CHALLENGE: The records below must be output exactly, without pictures.

ITEMS:

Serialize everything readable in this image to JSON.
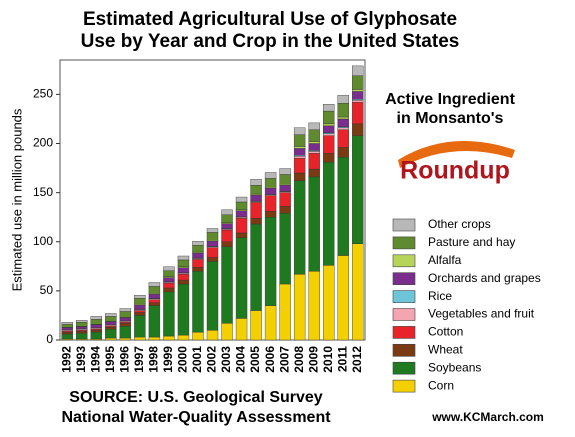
{
  "chart_data": {
    "type": "stacked_bar",
    "title_lines": [
      "Estimated Agricultural Use of Glyphosate",
      "Use by Year and Crop in the United States"
    ],
    "y_label": "Estimated use in million pounds",
    "annotation_lines": [
      "Active Ingredient",
      "in Monsanto's"
    ],
    "logo_text": "Roundup",
    "source_lines": [
      "SOURCE: U.S. Geological Survey",
      "National Water-Quality Assessment"
    ],
    "website": "www.KCMarch.com",
    "categories": [
      "1992",
      "1993",
      "1994",
      "1995",
      "1996",
      "1997",
      "1998",
      "1999",
      "2000",
      "2001",
      "2002",
      "2003",
      "2004",
      "2005",
      "2006",
      "2007",
      "2008",
      "2009",
      "2010",
      "2011",
      "2012"
    ],
    "ylim": [
      0,
      285
    ],
    "yticks": [
      0,
      50,
      100,
      150,
      200,
      250
    ],
    "series": [
      {
        "name": "Corn",
        "color": "#f5d000",
        "values": [
          1,
          1,
          1,
          2,
          2,
          3,
          3,
          4,
          5,
          8,
          10,
          17,
          22,
          30,
          35,
          57,
          67,
          70,
          76,
          86,
          98
        ]
      },
      {
        "name": "Soybeans",
        "color": "#1f7a1f",
        "values": [
          5,
          6,
          7,
          9,
          12,
          22,
          32,
          45,
          52,
          62,
          70,
          78,
          82,
          88,
          90,
          72,
          95,
          96,
          105,
          100,
          110
        ]
      },
      {
        "name": "Wheat",
        "color": "#7a3a12",
        "values": [
          2,
          2,
          2,
          2,
          3,
          3,
          3,
          4,
          4,
          4,
          4,
          5,
          5,
          6,
          6,
          7,
          8,
          8,
          9,
          10,
          12
        ]
      },
      {
        "name": "Cotton",
        "color": "#e8232a",
        "values": [
          1,
          1,
          1,
          1,
          1,
          2,
          3,
          5,
          6,
          8,
          10,
          12,
          15,
          16,
          16,
          14,
          15,
          16,
          18,
          18,
          22
        ]
      },
      {
        "name": "Vegetables and fruit",
        "color": "#f4a6b0",
        "values": [
          1,
          1,
          1,
          1,
          1,
          1,
          1,
          1,
          1,
          1,
          1,
          1,
          1,
          1,
          1,
          1,
          2,
          2,
          2,
          2,
          2
        ]
      },
      {
        "name": "Rice",
        "color": "#6cc6d8",
        "values": [
          0.5,
          0.5,
          0.5,
          0.5,
          0.5,
          0.5,
          0.5,
          0.5,
          0.5,
          0.5,
          0.5,
          0.5,
          0.5,
          0.5,
          0.5,
          0.5,
          1,
          1,
          1,
          1,
          1
        ]
      },
      {
        "name": "Orchards and grapes",
        "color": "#7b2d8e",
        "values": [
          2,
          2,
          3,
          3,
          3,
          4,
          4,
          4,
          5,
          5,
          5,
          5,
          6,
          6,
          6,
          6,
          7,
          7,
          7,
          8,
          8
        ]
      },
      {
        "name": "Alfalfa",
        "color": "#b6d35a",
        "values": [
          0.5,
          0.5,
          0.5,
          0.5,
          0.5,
          1,
          1,
          1,
          1,
          1,
          1,
          1,
          1,
          1,
          1,
          1,
          2,
          2,
          2,
          2,
          2
        ]
      },
      {
        "name": "Pasture and hay",
        "color": "#5f8a2e",
        "values": [
          3,
          4,
          5,
          5,
          6,
          6,
          7,
          6,
          7,
          7,
          8,
          8,
          8,
          9,
          9,
          10,
          12,
          12,
          13,
          14,
          14
        ]
      },
      {
        "name": "Other crops",
        "color": "#b8b8b8",
        "values": [
          2,
          2,
          3,
          3,
          3,
          3,
          4,
          4,
          4,
          4,
          4,
          5,
          5,
          6,
          6,
          6,
          7,
          7,
          7,
          8,
          10
        ]
      }
    ]
  }
}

FINISHED ANSWER:
Serialize everything readable in this image to JSON.
{
  "chart_data": {
    "type": "stacked_bar",
    "title_lines": [
      "Estimated Agricultural Use of Glyphosate",
      "Use by Year and Crop in the United States"
    ],
    "y_label": "Estimated use in million pounds",
    "annotation_lines": [
      "Active Ingredient",
      "in Monsanto's"
    ],
    "logo_text": "Roundup",
    "source_lines": [
      "SOURCE: U.S. Geological Survey",
      "National Water-Quality Assessment"
    ],
    "website": "www.KCMarch.com",
    "categories": [
      "1992",
      "1993",
      "1994",
      "1995",
      "1996",
      "1997",
      "1998",
      "1999",
      "2000",
      "2001",
      "2002",
      "2003",
      "2004",
      "2005",
      "2006",
      "2007",
      "2008",
      "2009",
      "2010",
      "2011",
      "2012"
    ],
    "ylim": [
      0,
      285
    ],
    "yticks": [
      0,
      50,
      100,
      150,
      200,
      250
    ],
    "series": [
      {
        "name": "Corn",
        "color": "#f5d000",
        "values": [
          1,
          1,
          1,
          2,
          2,
          3,
          3,
          4,
          5,
          8,
          10,
          17,
          22,
          30,
          35,
          57,
          67,
          70,
          76,
          86,
          98
        ]
      },
      {
        "name": "Soybeans",
        "color": "#1f7a1f",
        "values": [
          5,
          6,
          7,
          9,
          12,
          22,
          32,
          45,
          52,
          62,
          70,
          78,
          82,
          88,
          90,
          72,
          95,
          96,
          105,
          100,
          110
        ]
      },
      {
        "name": "Wheat",
        "color": "#7a3a12",
        "values": [
          2,
          2,
          2,
          2,
          3,
          3,
          3,
          4,
          4,
          4,
          4,
          5,
          5,
          6,
          6,
          7,
          8,
          8,
          9,
          10,
          12
        ]
      },
      {
        "name": "Cotton",
        "color": "#e8232a",
        "values": [
          1,
          1,
          1,
          1,
          1,
          2,
          3,
          5,
          6,
          8,
          10,
          12,
          15,
          16,
          16,
          14,
          15,
          16,
          18,
          18,
          22
        ]
      },
      {
        "name": "Vegetables and fruit",
        "color": "#f4a6b0",
        "values": [
          1,
          1,
          1,
          1,
          1,
          1,
          1,
          1,
          1,
          1,
          1,
          1,
          1,
          1,
          1,
          1,
          2,
          2,
          2,
          2,
          2
        ]
      },
      {
        "name": "Rice",
        "color": "#6cc6d8",
        "values": [
          0.5,
          0.5,
          0.5,
          0.5,
          0.5,
          0.5,
          0.5,
          0.5,
          0.5,
          0.5,
          0.5,
          0.5,
          0.5,
          0.5,
          0.5,
          0.5,
          1,
          1,
          1,
          1,
          1
        ]
      },
      {
        "name": "Orchards and grapes",
        "color": "#7b2d8e",
        "values": [
          2,
          2,
          3,
          3,
          3,
          4,
          4,
          4,
          5,
          5,
          5,
          5,
          6,
          6,
          6,
          6,
          7,
          7,
          7,
          8,
          8
        ]
      },
      {
        "name": "Alfalfa",
        "color": "#b6d35a",
        "values": [
          0.5,
          0.5,
          0.5,
          0.5,
          0.5,
          1,
          1,
          1,
          1,
          1,
          1,
          1,
          1,
          1,
          1,
          1,
          2,
          2,
          2,
          2,
          2
        ]
      },
      {
        "name": "Pasture and hay",
        "color": "#5f8a2e",
        "values": [
          3,
          4,
          5,
          5,
          6,
          6,
          7,
          6,
          7,
          7,
          8,
          8,
          8,
          9,
          9,
          10,
          12,
          12,
          13,
          14,
          14
        ]
      },
      {
        "name": "Other crops",
        "color": "#b8b8b8",
        "values": [
          2,
          2,
          3,
          3,
          3,
          3,
          4,
          4,
          4,
          4,
          4,
          5,
          5,
          6,
          6,
          6,
          7,
          7,
          7,
          8,
          10
        ]
      }
    ]
  }
}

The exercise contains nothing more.